**REQUEST:** Scan the data below and pick out the lines containing the word "only".

..........

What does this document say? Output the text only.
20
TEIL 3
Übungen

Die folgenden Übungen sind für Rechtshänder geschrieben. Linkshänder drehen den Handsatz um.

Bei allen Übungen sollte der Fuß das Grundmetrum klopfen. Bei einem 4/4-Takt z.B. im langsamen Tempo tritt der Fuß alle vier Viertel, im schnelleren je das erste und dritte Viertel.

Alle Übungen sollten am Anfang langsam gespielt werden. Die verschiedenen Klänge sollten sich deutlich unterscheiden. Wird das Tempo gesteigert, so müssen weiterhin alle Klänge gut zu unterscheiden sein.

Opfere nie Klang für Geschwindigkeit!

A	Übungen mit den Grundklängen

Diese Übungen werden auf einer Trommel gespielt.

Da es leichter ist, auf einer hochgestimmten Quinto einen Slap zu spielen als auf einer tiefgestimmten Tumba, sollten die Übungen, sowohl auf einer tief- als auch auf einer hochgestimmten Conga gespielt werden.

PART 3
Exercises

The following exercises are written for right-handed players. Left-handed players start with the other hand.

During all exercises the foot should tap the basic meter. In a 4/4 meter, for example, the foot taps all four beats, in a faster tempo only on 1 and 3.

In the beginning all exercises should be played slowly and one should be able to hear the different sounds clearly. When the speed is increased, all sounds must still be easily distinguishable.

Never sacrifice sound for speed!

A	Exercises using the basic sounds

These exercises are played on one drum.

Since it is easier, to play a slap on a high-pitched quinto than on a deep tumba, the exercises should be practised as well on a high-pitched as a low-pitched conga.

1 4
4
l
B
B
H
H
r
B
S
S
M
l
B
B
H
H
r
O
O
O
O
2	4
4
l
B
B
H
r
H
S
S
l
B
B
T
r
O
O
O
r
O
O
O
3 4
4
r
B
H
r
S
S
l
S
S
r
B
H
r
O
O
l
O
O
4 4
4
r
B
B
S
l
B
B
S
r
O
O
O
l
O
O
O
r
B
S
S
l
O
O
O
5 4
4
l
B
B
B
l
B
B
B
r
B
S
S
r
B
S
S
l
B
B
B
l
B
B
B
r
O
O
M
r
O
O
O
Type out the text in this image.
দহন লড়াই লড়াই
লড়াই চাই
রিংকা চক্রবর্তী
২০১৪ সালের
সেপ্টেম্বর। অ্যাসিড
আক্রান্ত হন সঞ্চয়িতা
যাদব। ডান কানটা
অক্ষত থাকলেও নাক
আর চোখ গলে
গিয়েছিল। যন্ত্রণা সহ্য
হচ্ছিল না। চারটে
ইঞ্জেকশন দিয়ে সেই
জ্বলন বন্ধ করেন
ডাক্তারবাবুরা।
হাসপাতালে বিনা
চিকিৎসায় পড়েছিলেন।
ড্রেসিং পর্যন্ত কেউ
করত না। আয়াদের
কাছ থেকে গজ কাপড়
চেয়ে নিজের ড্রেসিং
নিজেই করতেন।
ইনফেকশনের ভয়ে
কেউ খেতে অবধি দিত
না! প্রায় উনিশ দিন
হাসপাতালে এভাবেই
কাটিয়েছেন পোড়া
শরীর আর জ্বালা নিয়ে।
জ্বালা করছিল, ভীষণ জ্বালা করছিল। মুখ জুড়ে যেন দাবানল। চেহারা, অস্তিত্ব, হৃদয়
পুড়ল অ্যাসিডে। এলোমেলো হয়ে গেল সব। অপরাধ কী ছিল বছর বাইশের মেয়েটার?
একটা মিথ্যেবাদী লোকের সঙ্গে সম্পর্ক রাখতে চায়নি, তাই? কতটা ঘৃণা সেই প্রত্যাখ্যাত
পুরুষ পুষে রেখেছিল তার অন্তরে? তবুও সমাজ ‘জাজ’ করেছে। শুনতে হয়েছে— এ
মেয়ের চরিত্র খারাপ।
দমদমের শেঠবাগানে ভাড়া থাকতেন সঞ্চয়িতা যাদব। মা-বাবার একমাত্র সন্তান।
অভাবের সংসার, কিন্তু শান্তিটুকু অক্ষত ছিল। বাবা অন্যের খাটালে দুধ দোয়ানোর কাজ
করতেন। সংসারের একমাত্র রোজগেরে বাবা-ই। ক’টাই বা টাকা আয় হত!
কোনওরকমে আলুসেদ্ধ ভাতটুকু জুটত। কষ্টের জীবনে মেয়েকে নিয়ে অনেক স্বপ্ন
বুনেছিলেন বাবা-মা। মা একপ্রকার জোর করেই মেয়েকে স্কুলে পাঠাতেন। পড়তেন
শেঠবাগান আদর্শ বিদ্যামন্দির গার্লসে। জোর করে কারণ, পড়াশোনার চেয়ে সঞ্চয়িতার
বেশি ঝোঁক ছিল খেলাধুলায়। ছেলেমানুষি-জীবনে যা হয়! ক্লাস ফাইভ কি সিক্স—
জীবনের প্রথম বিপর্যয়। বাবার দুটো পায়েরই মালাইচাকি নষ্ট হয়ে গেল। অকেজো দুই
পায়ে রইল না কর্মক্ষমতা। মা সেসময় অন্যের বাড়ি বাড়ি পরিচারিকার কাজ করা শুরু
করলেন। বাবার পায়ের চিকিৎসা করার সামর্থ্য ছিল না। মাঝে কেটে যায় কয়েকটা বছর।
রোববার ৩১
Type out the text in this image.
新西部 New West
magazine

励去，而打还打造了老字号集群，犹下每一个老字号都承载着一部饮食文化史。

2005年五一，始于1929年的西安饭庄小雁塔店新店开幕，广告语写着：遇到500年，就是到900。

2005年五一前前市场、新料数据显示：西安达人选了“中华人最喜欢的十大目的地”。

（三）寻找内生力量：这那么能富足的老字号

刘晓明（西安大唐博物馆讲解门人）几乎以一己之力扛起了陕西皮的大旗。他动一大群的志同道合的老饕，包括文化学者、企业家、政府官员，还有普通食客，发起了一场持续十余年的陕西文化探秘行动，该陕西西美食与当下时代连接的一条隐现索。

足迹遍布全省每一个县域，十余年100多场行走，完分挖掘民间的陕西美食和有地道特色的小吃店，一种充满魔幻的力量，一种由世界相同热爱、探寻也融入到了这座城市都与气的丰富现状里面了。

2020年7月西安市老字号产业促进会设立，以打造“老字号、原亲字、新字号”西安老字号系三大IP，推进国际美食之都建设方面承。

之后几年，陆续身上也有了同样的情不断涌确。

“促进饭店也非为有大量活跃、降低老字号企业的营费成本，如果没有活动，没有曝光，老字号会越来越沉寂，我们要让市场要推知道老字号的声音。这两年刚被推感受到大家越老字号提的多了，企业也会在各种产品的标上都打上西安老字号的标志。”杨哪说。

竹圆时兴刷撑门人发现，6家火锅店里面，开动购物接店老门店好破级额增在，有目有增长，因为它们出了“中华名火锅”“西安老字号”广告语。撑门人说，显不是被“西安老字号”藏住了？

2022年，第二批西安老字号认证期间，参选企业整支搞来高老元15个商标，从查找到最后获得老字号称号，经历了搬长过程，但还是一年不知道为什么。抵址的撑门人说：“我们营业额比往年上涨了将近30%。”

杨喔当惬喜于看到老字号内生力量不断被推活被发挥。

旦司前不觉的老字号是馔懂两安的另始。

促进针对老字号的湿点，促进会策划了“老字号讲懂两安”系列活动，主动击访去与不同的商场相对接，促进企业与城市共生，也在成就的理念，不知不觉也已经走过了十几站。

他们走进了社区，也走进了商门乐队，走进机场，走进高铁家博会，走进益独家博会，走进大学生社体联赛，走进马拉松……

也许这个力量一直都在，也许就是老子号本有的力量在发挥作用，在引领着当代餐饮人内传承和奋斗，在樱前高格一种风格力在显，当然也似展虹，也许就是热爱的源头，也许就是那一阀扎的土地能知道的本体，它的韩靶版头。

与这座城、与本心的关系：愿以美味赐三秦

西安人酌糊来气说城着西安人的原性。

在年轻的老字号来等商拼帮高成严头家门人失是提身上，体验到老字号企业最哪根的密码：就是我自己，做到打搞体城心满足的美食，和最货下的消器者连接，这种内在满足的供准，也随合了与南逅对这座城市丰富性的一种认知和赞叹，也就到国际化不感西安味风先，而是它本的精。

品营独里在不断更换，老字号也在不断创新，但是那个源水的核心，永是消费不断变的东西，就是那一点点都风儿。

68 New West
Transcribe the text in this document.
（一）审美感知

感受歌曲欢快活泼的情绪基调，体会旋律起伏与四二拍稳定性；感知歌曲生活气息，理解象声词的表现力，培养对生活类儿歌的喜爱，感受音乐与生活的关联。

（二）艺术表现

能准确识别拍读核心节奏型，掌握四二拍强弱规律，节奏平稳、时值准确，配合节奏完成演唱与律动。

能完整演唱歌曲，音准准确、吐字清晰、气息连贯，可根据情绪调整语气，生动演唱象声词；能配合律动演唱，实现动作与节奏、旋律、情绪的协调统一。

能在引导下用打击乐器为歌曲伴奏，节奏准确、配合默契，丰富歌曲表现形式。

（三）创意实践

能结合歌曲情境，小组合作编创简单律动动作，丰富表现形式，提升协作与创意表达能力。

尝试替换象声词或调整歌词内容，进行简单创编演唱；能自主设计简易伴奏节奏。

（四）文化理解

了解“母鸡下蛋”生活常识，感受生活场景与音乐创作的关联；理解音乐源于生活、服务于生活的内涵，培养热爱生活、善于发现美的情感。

..........

**OUTPUT:**
What does this document say? Output the text only.
During all exercises the foot should tap the basic meter. In a 4/4 meter, for example, the foot taps all four beats, in a faster tempo only on 1 and 3.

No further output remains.